## SOURCE MATERIAL
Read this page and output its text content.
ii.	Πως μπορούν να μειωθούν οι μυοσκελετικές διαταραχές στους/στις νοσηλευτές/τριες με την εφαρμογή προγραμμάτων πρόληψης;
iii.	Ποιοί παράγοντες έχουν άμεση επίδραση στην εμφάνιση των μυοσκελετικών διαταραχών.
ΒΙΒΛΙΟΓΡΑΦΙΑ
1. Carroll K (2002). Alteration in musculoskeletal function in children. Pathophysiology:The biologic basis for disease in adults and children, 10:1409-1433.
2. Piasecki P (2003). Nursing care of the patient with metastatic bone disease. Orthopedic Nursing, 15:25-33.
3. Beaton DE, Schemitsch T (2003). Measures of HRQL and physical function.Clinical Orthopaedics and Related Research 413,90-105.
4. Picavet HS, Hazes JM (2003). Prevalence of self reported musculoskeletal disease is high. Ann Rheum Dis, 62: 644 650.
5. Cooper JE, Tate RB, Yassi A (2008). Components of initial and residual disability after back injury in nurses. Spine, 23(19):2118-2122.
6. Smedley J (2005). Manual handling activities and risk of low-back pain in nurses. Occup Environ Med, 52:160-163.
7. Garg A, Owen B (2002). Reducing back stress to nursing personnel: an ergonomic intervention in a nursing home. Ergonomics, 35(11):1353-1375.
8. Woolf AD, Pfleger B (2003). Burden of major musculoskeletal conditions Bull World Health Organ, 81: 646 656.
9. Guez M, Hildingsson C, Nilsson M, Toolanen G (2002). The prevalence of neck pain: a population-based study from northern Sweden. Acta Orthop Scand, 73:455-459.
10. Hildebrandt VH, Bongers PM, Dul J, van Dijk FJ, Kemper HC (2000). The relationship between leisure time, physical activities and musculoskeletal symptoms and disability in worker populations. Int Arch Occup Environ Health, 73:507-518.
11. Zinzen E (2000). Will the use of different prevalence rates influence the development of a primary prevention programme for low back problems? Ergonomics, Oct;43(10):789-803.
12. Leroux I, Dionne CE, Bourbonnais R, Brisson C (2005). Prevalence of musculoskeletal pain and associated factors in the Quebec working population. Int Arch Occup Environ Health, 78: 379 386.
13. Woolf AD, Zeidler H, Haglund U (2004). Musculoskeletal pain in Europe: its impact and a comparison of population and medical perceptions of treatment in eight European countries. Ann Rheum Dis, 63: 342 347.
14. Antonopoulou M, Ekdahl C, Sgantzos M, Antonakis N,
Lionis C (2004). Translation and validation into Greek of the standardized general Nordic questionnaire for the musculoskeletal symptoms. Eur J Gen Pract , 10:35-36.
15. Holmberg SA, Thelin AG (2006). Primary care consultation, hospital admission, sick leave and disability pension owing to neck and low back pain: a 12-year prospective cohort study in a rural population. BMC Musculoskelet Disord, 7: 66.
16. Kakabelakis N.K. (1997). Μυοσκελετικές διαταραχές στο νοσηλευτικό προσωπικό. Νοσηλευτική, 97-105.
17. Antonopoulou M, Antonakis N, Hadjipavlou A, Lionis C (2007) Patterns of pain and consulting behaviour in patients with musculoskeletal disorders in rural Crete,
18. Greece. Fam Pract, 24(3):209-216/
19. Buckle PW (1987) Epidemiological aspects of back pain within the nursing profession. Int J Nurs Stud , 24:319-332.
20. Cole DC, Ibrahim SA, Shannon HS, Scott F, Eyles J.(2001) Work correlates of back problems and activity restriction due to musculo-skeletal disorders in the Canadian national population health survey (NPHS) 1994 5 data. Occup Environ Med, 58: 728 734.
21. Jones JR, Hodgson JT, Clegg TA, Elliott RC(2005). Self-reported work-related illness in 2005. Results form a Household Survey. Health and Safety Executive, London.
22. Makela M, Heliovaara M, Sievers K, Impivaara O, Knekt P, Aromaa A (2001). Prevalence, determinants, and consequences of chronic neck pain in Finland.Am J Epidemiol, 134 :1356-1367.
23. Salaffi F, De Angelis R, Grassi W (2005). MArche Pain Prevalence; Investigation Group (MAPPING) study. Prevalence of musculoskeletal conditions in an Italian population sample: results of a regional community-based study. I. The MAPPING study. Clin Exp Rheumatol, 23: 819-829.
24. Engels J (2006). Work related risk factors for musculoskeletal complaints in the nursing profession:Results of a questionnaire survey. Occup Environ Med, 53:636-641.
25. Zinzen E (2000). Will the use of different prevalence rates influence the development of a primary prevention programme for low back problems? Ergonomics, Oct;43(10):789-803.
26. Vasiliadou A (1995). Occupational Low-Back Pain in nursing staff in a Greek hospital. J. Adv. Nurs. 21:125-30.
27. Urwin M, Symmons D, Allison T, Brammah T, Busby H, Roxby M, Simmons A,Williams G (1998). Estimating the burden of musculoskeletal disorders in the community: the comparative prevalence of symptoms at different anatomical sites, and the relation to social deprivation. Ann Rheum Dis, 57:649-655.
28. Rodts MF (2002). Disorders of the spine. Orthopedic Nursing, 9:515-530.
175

## TO DO
Using the entries, return every line where the word "Pract" can be found.

## SOLUTION TO THIS TASK
Lionis C (2004). Translation and validation into Greek of the standardized general Nordic questionnaire for the musculoskeletal symptoms. Eur J Gen Pract , 10:35-36.
18. Greece. Fam Pract, 24(3):209-216/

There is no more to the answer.